▸ Task details:
Every record that follows must be duplicated exactly, with images left out.

Exercise input start

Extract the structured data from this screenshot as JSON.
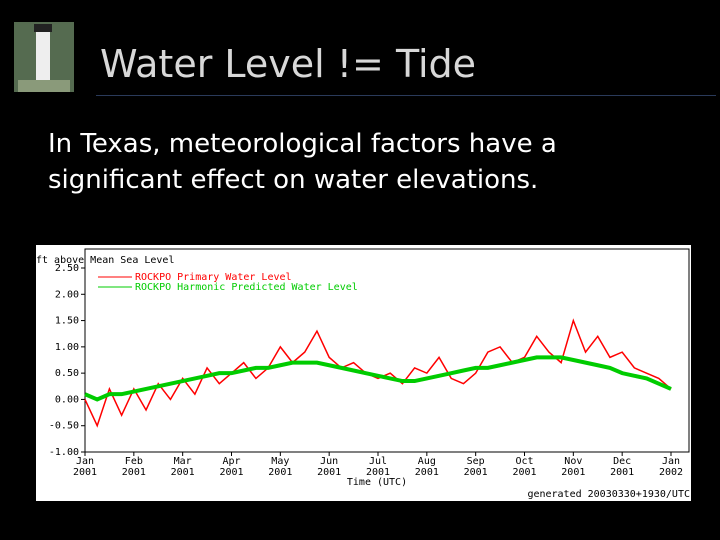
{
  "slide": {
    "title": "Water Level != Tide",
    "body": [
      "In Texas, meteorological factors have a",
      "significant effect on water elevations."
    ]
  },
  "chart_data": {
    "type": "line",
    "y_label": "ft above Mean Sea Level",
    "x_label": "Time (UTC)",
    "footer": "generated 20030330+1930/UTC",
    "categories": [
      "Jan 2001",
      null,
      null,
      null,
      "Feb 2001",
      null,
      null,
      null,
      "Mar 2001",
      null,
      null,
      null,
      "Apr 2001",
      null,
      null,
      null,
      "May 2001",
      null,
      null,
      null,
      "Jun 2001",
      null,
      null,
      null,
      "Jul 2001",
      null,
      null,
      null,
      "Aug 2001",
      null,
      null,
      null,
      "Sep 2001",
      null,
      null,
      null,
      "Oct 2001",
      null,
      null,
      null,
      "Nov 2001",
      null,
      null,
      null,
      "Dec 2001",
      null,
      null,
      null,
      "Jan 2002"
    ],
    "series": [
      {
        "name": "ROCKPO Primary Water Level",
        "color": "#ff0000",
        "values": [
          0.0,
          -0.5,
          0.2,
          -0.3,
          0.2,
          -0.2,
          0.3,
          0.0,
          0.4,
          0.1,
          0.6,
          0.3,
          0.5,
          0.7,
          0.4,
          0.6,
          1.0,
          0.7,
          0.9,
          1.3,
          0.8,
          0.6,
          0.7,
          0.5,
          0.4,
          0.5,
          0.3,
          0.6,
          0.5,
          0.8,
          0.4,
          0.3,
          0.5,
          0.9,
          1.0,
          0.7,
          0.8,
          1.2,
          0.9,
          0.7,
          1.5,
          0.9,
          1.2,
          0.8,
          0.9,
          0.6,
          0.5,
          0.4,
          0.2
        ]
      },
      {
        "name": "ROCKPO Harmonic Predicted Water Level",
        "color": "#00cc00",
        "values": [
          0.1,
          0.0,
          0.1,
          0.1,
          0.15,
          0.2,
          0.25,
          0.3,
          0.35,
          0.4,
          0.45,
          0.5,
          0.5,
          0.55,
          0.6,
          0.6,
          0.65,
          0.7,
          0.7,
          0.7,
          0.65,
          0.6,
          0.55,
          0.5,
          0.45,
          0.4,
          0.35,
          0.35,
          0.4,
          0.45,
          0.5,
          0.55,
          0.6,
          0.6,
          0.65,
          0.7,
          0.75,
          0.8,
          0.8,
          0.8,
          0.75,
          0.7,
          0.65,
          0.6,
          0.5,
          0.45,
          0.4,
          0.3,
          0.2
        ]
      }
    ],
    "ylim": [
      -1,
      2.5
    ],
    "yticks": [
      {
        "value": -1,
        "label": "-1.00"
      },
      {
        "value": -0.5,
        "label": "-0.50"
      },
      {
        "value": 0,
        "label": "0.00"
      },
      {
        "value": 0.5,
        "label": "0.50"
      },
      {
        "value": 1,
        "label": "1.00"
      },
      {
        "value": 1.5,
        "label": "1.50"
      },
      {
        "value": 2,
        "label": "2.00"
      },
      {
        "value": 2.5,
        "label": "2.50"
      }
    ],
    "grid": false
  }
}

Exercise input end

▸ Task response:
Extract the structured data from this screenshot as JSON.
{
  "slide": {
    "title": "Water Level != Tide",
    "body": [
      "In Texas, meteorological factors have a",
      "significant effect on water elevations."
    ]
  },
  "chart_data": {
    "type": "line",
    "y_label": "ft above Mean Sea Level",
    "x_label": "Time (UTC)",
    "footer": "generated 20030330+1930/UTC",
    "categories": [
      "Jan 2001",
      null,
      null,
      null,
      "Feb 2001",
      null,
      null,
      null,
      "Mar 2001",
      null,
      null,
      null,
      "Apr 2001",
      null,
      null,
      null,
      "May 2001",
      null,
      null,
      null,
      "Jun 2001",
      null,
      null,
      null,
      "Jul 2001",
      null,
      null,
      null,
      "Aug 2001",
      null,
      null,
      null,
      "Sep 2001",
      null,
      null,
      null,
      "Oct 2001",
      null,
      null,
      null,
      "Nov 2001",
      null,
      null,
      null,
      "Dec 2001",
      null,
      null,
      null,
      "Jan 2002"
    ],
    "series": [
      {
        "name": "ROCKPO Primary Water Level",
        "color": "#ff0000",
        "values": [
          0.0,
          -0.5,
          0.2,
          -0.3,
          0.2,
          -0.2,
          0.3,
          0.0,
          0.4,
          0.1,
          0.6,
          0.3,
          0.5,
          0.7,
          0.4,
          0.6,
          1.0,
          0.7,
          0.9,
          1.3,
          0.8,
          0.6,
          0.7,
          0.5,
          0.4,
          0.5,
          0.3,
          0.6,
          0.5,
          0.8,
          0.4,
          0.3,
          0.5,
          0.9,
          1.0,
          0.7,
          0.8,
          1.2,
          0.9,
          0.7,
          1.5,
          0.9,
          1.2,
          0.8,
          0.9,
          0.6,
          0.5,
          0.4,
          0.2
        ]
      },
      {
        "name": "ROCKPO Harmonic Predicted Water Level",
        "color": "#00cc00",
        "values": [
          0.1,
          0.0,
          0.1,
          0.1,
          0.15,
          0.2,
          0.25,
          0.3,
          0.35,
          0.4,
          0.45,
          0.5,
          0.5,
          0.55,
          0.6,
          0.6,
          0.65,
          0.7,
          0.7,
          0.7,
          0.65,
          0.6,
          0.55,
          0.5,
          0.45,
          0.4,
          0.35,
          0.35,
          0.4,
          0.45,
          0.5,
          0.55,
          0.6,
          0.6,
          0.65,
          0.7,
          0.75,
          0.8,
          0.8,
          0.8,
          0.75,
          0.7,
          0.65,
          0.6,
          0.5,
          0.45,
          0.4,
          0.3,
          0.2
        ]
      }
    ],
    "ylim": [
      -1,
      2.5
    ],
    "yticks": [
      {
        "value": -1,
        "label": "-1.00"
      },
      {
        "value": -0.5,
        "label": "-0.50"
      },
      {
        "value": 0,
        "label": "0.00"
      },
      {
        "value": 0.5,
        "label": "0.50"
      },
      {
        "value": 1,
        "label": "1.00"
      },
      {
        "value": 1.5,
        "label": "1.50"
      },
      {
        "value": 2,
        "label": "2.00"
      },
      {
        "value": 2.5,
        "label": "2.50"
      }
    ],
    "grid": false
  }
}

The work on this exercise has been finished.